STORED ROWS |
--- START ---

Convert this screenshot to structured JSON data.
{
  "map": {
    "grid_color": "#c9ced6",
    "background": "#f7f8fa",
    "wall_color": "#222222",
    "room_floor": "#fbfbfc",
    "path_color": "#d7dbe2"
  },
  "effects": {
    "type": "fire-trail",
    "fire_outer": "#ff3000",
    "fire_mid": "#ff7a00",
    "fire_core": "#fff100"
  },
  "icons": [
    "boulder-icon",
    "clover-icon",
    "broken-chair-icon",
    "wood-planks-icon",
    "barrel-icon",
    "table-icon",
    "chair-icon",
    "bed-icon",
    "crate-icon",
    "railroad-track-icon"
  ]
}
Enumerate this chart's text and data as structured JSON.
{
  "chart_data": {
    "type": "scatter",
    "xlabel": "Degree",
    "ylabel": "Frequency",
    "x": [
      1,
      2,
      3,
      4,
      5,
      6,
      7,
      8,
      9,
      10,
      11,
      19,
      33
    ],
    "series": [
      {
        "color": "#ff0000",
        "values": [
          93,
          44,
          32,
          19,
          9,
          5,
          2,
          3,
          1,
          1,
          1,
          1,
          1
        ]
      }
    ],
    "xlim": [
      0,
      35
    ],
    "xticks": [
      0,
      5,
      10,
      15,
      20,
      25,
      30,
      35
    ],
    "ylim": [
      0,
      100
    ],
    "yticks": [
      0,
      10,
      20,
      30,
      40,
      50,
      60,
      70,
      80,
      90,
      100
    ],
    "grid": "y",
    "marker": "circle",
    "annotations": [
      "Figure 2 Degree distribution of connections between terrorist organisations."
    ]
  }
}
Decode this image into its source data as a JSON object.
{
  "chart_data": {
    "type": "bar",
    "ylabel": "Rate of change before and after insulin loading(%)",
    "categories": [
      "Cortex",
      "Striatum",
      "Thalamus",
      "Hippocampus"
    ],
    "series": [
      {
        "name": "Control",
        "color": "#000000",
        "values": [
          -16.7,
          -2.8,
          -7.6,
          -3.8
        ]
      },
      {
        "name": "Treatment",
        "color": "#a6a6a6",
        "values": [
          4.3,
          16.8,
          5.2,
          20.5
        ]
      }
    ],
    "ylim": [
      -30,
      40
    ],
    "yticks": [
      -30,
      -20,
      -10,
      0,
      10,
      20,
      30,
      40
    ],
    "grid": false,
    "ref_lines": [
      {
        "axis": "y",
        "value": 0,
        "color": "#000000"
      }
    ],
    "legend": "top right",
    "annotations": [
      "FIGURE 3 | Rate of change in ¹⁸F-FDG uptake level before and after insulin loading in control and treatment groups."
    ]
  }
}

--- END ---

REQUIRED WORK | Exactly as written, give again every line from the one containing "Decode this image" through the last line of the material above, and no other lines.

SOLUTION TO THIS EXERCISE |
Decode this image into its source data as a JSON object.
{
  "chart_data": {
    "type": "bar",
    "ylabel": "Rate of change before and after insulin loading(%)",
    "categories": [
      "Cortex",
      "Striatum",
      "Thalamus",
      "Hippocampus"
    ],
    "series": [
      {
        "name": "Control",
        "color": "#000000",
        "values": [
          -16.7,
          -2.8,
          -7.6,
          -3.8
        ]
      },
      {
        "name": "Treatment",
        "color": "#a6a6a6",
        "values": [
          4.3,
          16.8,
          5.2,
          20.5
        ]
      }
    ],
    "ylim": [
      -30,
      40
    ],
    "yticks": [
      -30,
      -20,
      -10,
      0,
      10,
      20,
      30,
      40
    ],
    "grid": false,
    "ref_lines": [
      {
        "axis": "y",
        "value": 0,
        "color": "#000000"
      }
    ],
    "legend": "top right",
    "annotations": [
      "FIGURE 3 | Rate of change in ¹⁸F-FDG uptake level before and after insulin loading in control and treatment groups."
    ]
  }
}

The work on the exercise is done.